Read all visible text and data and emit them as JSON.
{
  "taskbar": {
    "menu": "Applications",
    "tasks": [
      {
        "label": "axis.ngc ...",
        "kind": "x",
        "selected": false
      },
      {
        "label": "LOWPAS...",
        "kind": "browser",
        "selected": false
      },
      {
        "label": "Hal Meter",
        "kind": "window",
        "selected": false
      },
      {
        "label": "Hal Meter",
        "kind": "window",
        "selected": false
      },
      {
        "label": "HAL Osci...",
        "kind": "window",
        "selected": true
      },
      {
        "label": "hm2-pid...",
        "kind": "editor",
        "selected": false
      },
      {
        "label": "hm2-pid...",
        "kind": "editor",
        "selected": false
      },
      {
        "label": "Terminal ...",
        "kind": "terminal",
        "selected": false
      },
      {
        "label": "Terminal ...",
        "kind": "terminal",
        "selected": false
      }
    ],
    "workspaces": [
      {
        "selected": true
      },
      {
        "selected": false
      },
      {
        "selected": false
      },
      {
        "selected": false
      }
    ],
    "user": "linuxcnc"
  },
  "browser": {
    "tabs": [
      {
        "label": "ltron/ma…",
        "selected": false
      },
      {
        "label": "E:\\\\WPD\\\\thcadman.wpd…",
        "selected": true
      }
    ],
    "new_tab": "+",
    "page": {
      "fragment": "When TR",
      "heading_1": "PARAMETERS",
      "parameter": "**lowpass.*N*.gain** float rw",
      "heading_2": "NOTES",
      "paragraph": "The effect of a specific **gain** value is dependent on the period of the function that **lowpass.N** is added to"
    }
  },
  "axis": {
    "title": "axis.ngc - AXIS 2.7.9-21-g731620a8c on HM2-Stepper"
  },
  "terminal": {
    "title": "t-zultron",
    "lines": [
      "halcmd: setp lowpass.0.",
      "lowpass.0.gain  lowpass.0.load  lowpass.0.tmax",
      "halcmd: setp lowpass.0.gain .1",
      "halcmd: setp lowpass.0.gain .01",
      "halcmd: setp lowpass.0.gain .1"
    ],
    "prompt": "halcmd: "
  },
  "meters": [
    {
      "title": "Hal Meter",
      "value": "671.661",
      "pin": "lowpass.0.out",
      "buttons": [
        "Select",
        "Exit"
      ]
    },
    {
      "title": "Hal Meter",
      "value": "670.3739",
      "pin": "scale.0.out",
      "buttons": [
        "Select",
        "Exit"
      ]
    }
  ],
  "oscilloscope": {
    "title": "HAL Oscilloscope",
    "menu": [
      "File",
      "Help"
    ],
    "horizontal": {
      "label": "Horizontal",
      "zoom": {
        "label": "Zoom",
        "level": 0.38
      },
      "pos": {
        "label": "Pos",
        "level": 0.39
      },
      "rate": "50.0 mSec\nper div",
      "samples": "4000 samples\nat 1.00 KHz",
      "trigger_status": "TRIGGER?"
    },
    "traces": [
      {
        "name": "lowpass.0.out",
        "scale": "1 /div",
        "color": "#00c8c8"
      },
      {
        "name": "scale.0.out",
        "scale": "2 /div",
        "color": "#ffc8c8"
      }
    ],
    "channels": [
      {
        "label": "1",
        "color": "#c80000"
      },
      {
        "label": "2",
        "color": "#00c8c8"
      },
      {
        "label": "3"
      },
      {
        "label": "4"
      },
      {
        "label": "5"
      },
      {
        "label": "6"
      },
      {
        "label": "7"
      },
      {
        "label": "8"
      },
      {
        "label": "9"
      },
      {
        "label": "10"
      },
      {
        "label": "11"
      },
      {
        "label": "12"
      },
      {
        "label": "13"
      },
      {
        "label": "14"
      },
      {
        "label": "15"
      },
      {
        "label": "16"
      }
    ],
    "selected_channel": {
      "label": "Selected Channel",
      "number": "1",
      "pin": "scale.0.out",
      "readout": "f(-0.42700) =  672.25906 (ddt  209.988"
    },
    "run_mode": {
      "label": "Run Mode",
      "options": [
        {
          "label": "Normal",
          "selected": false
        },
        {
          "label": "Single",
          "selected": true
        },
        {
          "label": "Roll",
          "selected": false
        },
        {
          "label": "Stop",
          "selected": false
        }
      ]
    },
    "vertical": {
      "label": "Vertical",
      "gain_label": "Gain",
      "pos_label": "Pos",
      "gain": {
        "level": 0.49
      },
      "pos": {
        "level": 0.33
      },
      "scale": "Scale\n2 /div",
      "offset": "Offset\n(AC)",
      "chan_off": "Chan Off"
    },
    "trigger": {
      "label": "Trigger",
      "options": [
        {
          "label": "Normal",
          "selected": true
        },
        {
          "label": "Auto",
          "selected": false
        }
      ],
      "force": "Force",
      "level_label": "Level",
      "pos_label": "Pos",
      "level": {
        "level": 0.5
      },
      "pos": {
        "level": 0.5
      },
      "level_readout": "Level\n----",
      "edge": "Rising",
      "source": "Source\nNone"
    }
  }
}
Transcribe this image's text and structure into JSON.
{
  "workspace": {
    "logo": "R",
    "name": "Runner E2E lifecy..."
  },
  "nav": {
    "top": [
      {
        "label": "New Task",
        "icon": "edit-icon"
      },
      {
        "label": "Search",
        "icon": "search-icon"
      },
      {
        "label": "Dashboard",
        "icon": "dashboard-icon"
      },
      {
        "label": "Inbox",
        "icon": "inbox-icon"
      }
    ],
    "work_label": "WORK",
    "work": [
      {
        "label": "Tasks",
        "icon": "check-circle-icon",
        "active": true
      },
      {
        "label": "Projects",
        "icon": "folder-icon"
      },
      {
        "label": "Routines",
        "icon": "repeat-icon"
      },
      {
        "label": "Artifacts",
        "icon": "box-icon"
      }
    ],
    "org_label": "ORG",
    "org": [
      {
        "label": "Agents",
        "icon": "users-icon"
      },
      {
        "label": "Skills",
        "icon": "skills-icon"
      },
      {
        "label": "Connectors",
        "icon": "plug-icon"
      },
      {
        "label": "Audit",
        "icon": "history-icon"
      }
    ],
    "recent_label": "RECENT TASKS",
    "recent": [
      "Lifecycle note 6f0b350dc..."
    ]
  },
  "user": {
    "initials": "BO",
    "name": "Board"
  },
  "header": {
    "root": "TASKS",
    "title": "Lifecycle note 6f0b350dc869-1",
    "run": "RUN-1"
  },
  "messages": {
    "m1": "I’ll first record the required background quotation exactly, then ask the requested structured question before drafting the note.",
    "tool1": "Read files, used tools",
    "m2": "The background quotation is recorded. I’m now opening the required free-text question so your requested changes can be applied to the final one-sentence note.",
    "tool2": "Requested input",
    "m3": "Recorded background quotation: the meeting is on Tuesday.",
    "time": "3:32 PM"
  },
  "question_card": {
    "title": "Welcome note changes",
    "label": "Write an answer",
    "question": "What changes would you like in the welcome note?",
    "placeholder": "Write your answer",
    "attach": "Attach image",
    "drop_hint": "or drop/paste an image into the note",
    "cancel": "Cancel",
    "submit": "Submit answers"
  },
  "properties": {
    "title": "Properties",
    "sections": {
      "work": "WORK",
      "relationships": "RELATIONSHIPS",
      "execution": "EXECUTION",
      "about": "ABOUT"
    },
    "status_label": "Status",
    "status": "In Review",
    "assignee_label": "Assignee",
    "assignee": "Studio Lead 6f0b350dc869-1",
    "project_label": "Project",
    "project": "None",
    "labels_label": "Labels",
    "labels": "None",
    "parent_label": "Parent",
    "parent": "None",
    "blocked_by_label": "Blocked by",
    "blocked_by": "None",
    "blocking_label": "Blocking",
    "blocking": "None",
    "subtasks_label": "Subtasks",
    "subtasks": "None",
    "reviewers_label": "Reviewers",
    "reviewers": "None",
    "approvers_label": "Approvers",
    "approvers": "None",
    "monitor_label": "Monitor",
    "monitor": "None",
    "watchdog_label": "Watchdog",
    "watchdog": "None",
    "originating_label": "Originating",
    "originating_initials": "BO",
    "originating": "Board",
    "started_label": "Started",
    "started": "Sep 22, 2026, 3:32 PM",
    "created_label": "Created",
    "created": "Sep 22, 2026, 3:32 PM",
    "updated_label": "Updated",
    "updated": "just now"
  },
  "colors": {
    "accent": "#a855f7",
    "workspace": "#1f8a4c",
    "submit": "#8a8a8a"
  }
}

=-=-=-=-=

# Do this
Determine the number of lines in the listing that contain the string "axis". Write that number and nothing else.

# Final result
3